* **Figure data in JSON**
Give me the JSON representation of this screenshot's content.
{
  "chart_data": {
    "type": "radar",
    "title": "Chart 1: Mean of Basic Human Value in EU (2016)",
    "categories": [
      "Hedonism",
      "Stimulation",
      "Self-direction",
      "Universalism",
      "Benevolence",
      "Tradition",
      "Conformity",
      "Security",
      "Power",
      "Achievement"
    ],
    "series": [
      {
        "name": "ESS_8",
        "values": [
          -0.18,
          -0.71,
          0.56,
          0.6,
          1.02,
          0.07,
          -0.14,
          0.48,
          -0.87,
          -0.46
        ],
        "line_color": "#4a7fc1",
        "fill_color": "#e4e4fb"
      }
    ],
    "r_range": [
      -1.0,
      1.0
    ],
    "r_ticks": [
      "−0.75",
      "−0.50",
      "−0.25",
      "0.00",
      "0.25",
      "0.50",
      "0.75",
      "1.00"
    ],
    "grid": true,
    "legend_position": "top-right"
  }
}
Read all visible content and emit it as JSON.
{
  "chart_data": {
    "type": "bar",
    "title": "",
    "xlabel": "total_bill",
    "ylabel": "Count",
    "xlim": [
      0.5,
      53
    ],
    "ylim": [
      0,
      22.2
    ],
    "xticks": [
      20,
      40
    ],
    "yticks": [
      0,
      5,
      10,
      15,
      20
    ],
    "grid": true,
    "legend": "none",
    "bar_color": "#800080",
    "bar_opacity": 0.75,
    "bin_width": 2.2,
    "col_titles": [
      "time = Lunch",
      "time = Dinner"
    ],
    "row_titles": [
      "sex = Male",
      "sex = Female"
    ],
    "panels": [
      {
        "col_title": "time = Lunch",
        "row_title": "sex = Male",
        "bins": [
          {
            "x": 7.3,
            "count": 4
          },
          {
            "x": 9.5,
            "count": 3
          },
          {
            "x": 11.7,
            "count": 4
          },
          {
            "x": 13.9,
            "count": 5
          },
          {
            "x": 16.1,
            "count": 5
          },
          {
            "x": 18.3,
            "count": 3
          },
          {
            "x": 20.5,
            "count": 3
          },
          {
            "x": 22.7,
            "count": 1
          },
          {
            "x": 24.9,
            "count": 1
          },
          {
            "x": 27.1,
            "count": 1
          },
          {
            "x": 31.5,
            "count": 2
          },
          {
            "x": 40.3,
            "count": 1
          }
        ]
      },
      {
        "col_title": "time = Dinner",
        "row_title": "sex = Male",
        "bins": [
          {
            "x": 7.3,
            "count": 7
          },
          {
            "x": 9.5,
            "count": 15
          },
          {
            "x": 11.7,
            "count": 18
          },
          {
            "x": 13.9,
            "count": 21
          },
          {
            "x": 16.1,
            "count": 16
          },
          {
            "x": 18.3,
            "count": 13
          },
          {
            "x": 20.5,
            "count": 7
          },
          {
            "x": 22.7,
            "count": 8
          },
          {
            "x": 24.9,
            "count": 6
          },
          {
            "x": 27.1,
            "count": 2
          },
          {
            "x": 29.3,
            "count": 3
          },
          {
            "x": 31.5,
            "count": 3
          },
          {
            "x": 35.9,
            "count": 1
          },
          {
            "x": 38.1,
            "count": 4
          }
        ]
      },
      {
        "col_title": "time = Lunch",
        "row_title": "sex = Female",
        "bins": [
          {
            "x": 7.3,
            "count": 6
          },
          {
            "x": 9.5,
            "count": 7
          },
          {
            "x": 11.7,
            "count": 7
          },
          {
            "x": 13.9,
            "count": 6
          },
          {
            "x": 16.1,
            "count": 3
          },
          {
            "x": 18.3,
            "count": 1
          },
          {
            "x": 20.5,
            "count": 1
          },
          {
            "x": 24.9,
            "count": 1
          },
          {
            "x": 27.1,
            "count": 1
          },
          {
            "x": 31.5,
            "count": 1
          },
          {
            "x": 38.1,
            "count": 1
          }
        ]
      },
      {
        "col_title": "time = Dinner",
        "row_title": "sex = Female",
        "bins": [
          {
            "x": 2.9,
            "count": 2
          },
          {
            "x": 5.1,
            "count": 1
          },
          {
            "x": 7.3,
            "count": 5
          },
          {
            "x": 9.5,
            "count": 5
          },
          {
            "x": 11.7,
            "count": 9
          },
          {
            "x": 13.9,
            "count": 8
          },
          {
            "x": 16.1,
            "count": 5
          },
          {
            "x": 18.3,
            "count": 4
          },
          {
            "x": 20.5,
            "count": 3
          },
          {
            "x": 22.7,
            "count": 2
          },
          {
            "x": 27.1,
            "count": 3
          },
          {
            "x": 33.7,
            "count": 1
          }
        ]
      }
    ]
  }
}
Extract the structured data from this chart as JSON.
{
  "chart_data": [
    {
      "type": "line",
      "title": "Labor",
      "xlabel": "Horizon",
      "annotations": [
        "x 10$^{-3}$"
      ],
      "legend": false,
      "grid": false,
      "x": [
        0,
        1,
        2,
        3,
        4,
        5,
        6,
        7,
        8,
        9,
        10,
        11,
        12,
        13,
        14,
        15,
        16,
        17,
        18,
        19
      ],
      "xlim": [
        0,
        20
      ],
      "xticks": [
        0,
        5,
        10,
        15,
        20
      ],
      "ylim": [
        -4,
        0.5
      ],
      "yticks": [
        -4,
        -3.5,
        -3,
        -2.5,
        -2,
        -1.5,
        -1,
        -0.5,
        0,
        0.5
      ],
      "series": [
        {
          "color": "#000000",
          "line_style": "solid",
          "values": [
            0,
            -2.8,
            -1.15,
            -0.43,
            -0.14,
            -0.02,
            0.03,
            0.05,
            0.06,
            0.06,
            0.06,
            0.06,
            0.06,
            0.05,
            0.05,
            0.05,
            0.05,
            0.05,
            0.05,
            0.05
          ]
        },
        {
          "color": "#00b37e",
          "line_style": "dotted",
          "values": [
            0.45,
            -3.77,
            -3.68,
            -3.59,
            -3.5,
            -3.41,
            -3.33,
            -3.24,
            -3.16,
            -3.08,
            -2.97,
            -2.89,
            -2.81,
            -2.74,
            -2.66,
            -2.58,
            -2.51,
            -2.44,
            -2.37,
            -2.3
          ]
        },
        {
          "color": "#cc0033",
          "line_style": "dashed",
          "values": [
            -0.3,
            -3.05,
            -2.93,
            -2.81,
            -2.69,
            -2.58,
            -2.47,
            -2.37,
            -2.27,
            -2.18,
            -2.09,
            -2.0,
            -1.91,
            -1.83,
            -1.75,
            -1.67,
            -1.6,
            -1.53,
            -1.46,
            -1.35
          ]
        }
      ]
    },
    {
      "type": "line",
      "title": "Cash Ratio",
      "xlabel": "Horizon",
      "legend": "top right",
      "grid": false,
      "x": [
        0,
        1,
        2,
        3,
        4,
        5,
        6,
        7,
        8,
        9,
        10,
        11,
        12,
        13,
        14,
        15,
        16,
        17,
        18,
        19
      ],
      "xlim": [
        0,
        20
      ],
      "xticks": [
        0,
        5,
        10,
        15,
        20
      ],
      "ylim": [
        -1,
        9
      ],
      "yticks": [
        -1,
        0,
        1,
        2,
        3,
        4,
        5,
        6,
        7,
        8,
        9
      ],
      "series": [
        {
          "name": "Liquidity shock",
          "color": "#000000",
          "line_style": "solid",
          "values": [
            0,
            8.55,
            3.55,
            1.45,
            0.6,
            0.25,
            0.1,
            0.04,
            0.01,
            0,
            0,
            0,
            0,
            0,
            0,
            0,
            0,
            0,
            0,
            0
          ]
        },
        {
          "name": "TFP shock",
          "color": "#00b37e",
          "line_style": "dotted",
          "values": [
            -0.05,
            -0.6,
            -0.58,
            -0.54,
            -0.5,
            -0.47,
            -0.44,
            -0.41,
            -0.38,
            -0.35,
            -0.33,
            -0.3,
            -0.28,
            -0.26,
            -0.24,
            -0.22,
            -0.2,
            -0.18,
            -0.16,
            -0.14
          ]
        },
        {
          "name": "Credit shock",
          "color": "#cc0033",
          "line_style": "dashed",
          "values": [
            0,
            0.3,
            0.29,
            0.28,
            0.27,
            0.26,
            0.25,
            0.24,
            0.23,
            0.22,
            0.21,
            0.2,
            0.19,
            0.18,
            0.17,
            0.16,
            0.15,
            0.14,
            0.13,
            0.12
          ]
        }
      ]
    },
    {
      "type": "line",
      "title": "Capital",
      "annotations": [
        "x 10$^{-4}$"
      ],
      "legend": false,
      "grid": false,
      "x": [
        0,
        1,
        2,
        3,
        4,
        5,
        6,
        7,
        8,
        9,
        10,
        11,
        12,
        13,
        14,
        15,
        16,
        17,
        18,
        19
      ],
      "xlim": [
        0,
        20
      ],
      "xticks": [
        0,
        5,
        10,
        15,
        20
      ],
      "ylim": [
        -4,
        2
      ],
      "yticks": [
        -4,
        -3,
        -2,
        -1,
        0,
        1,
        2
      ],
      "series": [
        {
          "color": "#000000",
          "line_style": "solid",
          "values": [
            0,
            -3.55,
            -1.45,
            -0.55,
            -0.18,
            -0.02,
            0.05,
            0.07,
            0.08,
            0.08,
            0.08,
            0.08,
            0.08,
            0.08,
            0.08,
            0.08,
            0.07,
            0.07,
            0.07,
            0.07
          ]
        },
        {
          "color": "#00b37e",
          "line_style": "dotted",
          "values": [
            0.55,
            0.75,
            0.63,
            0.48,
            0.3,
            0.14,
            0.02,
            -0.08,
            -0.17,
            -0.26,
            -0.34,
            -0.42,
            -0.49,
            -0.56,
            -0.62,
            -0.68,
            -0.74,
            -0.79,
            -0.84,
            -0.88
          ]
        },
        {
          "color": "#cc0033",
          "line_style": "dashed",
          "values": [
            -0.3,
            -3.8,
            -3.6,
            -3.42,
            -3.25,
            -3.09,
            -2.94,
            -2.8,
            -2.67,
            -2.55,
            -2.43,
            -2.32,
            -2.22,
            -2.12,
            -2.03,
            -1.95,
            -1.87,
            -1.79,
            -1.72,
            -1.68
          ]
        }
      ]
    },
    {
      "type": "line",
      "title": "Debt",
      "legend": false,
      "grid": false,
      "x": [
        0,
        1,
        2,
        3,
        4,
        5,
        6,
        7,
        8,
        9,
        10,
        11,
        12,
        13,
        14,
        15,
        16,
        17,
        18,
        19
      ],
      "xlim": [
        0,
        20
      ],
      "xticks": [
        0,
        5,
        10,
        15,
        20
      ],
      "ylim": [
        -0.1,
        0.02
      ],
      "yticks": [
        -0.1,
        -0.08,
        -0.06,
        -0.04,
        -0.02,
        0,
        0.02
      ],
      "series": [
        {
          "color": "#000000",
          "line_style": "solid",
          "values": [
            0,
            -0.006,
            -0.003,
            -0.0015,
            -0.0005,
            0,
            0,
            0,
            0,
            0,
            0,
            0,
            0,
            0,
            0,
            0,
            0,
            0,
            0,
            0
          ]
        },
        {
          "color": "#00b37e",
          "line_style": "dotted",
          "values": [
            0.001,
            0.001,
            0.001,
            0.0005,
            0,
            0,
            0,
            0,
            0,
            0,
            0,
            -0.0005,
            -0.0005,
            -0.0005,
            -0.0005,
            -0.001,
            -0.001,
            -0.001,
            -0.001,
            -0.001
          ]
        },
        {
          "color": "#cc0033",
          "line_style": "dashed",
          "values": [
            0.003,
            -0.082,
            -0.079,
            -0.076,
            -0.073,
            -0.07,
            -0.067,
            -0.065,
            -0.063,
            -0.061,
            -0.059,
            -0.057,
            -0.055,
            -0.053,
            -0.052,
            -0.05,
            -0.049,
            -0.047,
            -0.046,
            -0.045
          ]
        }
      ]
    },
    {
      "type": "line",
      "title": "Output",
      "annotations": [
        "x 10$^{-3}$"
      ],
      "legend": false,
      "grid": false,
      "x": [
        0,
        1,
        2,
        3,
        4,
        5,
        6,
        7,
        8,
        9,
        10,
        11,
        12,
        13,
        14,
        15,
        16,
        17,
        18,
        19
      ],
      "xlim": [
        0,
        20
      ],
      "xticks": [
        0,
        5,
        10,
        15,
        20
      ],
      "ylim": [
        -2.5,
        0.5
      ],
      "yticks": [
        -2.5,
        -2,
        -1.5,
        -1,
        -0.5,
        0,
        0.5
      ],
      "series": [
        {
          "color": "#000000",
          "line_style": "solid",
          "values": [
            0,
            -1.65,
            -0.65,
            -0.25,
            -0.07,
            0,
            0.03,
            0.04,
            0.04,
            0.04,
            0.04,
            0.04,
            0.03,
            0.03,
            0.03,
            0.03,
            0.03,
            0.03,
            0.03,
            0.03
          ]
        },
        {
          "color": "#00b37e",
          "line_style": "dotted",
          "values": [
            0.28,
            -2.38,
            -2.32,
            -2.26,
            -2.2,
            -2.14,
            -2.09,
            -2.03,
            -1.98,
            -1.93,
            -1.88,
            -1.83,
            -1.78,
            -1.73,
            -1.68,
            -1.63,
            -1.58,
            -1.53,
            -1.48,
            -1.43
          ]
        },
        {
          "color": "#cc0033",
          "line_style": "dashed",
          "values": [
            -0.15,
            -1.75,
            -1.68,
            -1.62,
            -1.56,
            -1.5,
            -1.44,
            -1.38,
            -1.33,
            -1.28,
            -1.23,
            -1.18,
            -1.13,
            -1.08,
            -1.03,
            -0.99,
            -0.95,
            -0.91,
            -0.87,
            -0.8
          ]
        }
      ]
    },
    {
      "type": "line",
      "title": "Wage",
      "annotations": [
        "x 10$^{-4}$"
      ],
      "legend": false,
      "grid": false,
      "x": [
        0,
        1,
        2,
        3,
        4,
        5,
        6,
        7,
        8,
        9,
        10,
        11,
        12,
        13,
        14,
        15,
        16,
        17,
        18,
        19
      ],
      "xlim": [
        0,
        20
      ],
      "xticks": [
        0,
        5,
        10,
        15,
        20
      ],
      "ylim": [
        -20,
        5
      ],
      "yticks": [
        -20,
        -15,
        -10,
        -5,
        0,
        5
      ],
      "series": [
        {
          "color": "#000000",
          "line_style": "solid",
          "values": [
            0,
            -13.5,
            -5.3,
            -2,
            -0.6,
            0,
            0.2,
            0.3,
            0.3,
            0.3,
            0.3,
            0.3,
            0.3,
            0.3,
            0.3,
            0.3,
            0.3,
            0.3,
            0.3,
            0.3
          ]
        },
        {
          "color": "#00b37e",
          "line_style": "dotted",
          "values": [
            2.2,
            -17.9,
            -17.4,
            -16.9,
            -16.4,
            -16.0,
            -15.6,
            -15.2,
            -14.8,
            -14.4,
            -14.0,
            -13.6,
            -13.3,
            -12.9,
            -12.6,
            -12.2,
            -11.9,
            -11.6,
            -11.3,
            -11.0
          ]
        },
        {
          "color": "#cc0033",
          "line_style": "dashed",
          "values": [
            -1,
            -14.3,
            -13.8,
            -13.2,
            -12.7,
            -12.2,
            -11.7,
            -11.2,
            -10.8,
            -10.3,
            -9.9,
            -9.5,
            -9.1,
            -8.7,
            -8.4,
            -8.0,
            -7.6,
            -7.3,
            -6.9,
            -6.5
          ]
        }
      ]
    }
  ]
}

* **Instructions to follow**
Copy every line above that holds the word "right".

* **Solution to this exercise**
    "legend_position": "top-right"
      "legend": "top right",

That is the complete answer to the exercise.